Problem description
Examine the records and identify each line that includes the string "palabras". Copy those lines.

Material for this exercise
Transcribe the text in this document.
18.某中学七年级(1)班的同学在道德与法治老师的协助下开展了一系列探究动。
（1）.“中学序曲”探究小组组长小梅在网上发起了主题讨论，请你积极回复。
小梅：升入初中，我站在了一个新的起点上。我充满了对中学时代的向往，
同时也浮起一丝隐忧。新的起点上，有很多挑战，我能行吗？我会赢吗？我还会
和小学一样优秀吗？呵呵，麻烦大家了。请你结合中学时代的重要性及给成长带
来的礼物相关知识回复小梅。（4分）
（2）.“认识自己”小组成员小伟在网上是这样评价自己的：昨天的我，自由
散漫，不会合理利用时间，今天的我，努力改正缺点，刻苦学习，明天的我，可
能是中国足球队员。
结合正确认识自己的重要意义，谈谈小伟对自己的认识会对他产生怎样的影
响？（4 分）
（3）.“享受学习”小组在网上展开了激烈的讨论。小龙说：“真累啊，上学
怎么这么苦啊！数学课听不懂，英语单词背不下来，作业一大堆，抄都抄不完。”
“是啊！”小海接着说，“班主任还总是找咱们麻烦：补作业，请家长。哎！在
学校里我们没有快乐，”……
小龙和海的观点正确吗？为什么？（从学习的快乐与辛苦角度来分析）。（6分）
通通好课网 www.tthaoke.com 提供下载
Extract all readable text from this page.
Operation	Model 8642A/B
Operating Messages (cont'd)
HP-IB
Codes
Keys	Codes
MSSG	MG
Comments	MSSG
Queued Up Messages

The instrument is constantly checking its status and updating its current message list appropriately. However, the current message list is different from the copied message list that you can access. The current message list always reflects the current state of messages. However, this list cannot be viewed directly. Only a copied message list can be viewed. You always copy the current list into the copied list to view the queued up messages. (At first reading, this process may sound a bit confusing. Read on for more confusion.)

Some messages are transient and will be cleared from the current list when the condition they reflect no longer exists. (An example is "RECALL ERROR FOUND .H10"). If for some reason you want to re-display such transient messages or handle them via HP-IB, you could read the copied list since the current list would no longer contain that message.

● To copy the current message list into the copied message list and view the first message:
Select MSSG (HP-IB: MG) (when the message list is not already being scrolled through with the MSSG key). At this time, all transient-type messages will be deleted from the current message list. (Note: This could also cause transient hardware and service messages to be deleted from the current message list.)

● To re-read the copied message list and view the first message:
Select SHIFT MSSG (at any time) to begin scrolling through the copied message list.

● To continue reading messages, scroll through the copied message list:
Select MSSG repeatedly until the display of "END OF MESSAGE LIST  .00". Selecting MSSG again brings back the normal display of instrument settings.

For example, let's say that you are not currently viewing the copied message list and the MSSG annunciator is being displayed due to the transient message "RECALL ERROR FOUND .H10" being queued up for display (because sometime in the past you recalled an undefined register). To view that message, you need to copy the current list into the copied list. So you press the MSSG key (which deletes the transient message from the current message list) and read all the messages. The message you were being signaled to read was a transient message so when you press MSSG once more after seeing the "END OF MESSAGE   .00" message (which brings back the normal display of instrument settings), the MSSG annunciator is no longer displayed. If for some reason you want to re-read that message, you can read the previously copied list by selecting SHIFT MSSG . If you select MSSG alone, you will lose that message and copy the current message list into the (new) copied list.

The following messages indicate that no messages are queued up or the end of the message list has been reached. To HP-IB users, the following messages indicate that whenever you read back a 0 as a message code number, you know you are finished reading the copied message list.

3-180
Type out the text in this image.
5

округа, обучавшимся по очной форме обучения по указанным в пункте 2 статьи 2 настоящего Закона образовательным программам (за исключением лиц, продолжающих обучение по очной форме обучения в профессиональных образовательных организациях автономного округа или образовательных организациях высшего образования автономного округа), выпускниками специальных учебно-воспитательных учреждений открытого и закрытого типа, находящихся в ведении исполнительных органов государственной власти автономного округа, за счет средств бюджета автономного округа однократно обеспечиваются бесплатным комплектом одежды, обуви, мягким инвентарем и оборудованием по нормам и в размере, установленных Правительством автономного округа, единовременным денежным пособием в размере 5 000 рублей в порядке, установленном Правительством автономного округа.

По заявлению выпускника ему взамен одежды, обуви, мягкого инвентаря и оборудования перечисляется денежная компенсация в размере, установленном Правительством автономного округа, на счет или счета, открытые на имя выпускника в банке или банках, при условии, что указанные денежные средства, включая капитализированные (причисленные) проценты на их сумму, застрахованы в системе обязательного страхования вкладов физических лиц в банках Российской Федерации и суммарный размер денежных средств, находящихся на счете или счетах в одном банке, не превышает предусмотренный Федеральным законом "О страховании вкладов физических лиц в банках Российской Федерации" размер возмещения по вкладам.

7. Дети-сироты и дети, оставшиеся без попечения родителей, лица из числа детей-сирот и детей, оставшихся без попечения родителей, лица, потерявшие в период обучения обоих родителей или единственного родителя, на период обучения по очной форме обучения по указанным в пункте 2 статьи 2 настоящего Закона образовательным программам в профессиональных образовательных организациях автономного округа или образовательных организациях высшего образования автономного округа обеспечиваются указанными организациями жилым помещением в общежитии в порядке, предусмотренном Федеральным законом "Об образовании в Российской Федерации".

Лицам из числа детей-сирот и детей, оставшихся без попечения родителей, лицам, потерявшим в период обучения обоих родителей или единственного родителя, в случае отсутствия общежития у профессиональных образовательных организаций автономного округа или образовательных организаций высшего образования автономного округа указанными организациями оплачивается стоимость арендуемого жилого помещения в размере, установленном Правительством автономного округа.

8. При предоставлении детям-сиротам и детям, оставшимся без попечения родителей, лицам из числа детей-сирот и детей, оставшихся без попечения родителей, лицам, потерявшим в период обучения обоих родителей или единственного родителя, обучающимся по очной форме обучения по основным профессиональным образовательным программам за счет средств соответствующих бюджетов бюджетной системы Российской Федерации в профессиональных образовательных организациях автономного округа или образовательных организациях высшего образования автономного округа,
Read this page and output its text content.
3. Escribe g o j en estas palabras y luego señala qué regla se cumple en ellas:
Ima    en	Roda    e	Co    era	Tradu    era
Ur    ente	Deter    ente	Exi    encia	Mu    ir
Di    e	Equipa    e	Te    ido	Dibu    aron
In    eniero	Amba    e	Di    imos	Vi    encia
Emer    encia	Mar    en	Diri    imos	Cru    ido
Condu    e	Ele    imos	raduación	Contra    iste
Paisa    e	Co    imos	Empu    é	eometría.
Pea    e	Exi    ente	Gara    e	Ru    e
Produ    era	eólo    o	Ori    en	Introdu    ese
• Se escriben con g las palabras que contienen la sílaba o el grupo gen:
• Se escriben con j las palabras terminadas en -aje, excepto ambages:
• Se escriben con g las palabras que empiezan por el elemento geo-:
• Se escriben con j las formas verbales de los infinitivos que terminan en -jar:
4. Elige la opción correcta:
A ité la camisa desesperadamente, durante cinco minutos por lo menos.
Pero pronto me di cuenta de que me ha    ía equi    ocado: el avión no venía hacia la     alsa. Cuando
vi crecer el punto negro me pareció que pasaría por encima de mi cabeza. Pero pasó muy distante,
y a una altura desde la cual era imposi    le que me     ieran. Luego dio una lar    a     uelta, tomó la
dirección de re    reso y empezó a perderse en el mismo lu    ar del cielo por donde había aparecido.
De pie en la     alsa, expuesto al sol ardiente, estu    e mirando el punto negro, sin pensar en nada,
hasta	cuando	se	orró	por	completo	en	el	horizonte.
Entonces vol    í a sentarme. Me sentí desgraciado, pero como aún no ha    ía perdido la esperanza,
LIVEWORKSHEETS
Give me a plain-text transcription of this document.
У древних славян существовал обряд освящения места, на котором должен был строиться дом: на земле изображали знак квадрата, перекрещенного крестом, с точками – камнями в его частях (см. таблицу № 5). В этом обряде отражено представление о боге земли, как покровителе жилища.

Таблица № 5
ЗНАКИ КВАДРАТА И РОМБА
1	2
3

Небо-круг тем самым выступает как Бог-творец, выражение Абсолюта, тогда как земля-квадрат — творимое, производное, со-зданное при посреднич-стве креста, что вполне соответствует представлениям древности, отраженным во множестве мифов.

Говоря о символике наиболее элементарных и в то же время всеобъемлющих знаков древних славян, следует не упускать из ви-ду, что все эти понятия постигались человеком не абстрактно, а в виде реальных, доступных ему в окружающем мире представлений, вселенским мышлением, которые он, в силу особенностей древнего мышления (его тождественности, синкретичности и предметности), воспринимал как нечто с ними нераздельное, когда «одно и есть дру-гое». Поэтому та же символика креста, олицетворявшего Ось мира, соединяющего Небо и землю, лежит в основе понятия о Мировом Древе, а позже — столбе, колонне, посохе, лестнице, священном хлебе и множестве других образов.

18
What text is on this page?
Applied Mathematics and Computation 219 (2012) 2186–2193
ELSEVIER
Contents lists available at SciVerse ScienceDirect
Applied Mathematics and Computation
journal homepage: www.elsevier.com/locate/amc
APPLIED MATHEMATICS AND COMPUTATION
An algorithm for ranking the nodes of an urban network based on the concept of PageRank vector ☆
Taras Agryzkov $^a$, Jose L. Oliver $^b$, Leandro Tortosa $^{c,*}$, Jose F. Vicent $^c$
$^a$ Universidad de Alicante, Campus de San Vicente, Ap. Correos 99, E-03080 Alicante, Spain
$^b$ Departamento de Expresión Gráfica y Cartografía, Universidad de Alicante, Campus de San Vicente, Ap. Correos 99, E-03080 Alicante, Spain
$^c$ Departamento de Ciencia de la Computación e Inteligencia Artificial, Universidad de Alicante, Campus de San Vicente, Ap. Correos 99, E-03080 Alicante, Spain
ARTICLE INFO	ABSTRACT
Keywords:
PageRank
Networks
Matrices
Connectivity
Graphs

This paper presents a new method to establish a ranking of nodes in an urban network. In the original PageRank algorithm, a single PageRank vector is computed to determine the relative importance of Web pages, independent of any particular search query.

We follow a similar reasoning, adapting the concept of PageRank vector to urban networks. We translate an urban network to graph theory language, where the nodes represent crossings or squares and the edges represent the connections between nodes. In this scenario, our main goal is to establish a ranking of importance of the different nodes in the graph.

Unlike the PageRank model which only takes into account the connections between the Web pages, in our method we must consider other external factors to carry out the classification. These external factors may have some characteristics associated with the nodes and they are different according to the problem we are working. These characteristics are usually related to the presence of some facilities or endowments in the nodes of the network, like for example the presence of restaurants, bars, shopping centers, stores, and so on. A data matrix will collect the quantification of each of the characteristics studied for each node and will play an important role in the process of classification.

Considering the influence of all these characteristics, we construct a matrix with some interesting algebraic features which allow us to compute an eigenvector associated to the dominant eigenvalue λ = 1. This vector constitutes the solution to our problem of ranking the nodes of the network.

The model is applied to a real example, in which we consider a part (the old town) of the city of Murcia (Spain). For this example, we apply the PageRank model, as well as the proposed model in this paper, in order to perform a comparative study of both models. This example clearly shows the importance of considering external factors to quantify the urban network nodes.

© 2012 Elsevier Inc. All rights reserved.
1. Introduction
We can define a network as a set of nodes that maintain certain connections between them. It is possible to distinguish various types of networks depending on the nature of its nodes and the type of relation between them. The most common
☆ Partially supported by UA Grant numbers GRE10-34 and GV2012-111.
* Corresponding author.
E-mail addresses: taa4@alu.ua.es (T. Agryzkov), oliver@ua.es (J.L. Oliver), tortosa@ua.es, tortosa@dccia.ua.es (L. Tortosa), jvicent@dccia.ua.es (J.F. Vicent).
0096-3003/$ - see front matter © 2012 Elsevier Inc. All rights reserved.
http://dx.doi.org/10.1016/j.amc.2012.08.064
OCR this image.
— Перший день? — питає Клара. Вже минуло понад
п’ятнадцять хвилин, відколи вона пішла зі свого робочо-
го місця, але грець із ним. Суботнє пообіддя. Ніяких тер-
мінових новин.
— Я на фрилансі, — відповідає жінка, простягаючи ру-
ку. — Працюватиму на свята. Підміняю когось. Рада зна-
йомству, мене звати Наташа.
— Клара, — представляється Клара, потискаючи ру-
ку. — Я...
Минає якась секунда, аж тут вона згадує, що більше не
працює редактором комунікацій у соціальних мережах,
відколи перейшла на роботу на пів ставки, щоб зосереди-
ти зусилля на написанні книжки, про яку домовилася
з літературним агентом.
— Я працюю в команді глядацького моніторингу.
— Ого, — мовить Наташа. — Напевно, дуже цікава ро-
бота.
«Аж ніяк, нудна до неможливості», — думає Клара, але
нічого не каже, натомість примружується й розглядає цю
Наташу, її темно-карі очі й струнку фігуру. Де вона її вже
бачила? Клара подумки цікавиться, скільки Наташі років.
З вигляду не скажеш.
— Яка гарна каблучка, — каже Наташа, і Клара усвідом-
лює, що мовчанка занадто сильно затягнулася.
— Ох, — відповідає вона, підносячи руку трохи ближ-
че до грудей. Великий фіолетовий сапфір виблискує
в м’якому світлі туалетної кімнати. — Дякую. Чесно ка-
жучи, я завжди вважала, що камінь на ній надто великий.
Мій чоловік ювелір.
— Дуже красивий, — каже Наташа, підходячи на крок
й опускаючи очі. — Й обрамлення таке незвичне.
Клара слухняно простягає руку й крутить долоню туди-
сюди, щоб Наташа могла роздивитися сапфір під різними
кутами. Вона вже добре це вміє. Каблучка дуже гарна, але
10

Response to the exercise
3. Escribe g o j en estas palabras y luego señala qué regla se cumple en ellas:
• Se escriben con g las palabras que contienen la sílaba o el grupo gen:
• Se escriben con j las palabras terminadas en -aje, excepto ambages:
• Se escriben con g las palabras que empiezan por el elemento geo-:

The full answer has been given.